◆ Task statement: Pull each line holding the word "Pemeliharaan" from the data.

Data records:
########################################

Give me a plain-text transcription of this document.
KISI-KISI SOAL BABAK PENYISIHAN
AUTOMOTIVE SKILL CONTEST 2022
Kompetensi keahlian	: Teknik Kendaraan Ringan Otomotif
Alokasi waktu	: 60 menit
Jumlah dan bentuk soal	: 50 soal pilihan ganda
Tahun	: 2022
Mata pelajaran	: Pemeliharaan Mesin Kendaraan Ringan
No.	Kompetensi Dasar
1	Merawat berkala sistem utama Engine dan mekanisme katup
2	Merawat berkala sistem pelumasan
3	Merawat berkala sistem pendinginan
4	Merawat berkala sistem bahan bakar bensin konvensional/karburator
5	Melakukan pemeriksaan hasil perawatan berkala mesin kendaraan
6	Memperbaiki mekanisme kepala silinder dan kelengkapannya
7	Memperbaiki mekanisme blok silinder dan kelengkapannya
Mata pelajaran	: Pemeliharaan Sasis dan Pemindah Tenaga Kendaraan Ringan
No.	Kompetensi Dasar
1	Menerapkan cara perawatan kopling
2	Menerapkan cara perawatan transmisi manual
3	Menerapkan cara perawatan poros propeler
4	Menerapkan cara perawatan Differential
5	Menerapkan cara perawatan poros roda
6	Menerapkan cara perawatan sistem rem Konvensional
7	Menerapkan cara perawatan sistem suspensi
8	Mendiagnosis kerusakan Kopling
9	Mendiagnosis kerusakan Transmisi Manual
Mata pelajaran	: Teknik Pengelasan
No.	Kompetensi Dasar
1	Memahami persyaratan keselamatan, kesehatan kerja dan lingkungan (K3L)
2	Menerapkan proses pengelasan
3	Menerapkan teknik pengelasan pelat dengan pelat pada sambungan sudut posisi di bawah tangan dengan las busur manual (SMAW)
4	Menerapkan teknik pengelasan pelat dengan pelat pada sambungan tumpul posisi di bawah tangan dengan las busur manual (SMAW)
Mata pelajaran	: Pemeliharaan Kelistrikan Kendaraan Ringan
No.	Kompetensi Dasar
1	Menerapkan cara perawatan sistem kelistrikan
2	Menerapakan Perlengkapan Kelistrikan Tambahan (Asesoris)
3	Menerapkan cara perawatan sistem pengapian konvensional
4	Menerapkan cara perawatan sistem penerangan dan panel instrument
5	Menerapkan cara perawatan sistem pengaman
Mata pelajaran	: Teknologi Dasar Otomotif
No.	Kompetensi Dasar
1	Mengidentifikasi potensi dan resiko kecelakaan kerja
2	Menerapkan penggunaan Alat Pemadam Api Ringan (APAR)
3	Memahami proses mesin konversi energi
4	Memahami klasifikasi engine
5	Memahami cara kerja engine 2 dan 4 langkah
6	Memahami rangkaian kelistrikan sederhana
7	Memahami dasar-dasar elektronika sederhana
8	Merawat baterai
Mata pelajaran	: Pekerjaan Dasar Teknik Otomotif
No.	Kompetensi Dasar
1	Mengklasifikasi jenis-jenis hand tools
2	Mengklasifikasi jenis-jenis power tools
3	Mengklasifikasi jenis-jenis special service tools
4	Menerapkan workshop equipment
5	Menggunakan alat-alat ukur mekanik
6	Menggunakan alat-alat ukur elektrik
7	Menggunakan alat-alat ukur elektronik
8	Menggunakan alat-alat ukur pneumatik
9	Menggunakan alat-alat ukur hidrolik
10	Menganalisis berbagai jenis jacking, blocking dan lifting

########################################

◆ Task output:
Mata pelajaran	: Pemeliharaan Mesin Kendaraan Ringan
Mata pelajaran	: Pemeliharaan Sasis dan Pemindah Tenaga Kendaraan Ringan
Mata pelajaran	: Pemeliharaan Kelistrikan Kendaraan Ringan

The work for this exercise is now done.